**EXERCISE DETAILS:** Which lines below hold the word "text"? Report each one.

>> START

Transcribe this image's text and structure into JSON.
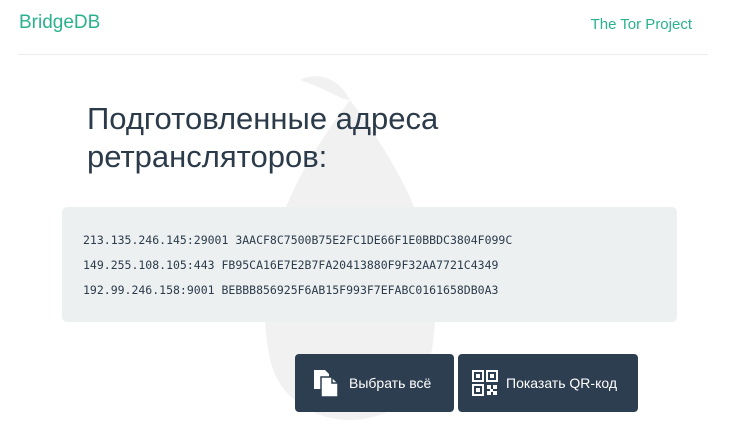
{
  "navbar": {
    "brand": "BridgeDB",
    "tor_link": "The Tor Project"
  },
  "heading": "Подготовленные адреса ретрансляторов:",
  "bridges": [
    "213.135.246.145:29001 3AACF8C7500B75E2FC1DE66F1E0BBDC3804F099C",
    "149.255.108.105:443 FB95CA16E7E2B7FA20413880F9F32AA7721C4349",
    "192.99.246.158:9001 BEBBB856925F6AB15F993F7EFABC0161658DB0A3"
  ],
  "buttons": {
    "select_all": "Выбрать всё",
    "show_qr": "Показать QR-код"
  },
  "colors": {
    "accent": "#2ab28e",
    "button_bg": "#2c3e50",
    "box_bg": "#ecf0f1",
    "text": "#2c3b4a"
  },
  "icons": {
    "select_all": "copy-document-icon",
    "show_qr": "qr-code-icon",
    "watermark": "tor-onion-watermark"
  }
}
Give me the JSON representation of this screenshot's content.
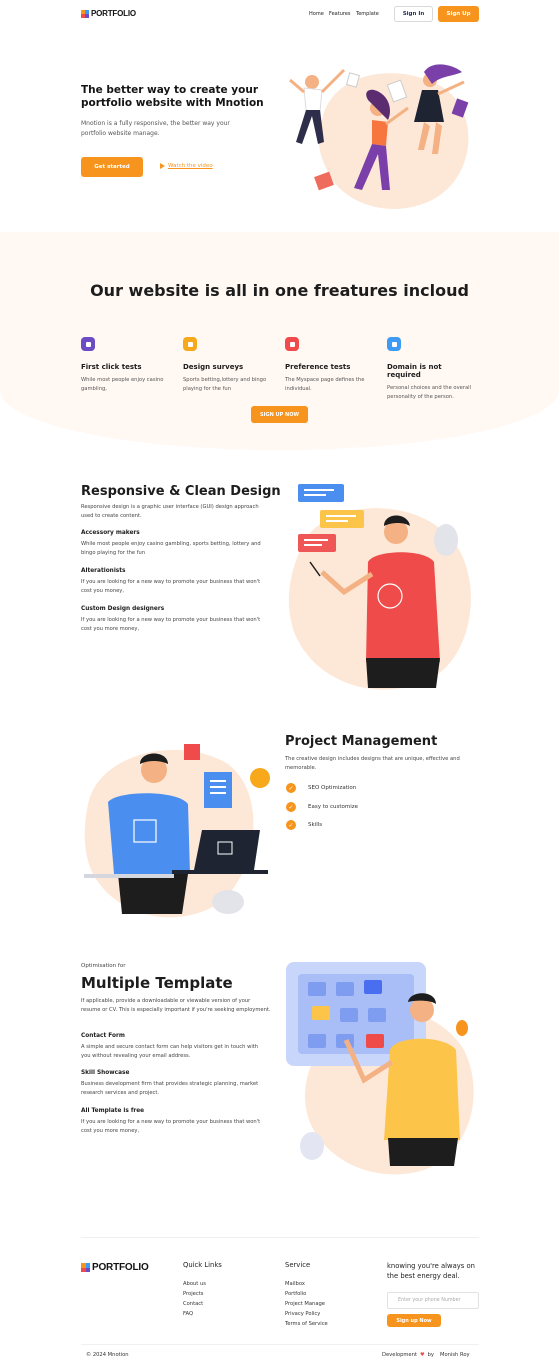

>> END

**THE REPLY:**
Transcribe this image's text and structure into JSON.
    "text": "#2c3b4a"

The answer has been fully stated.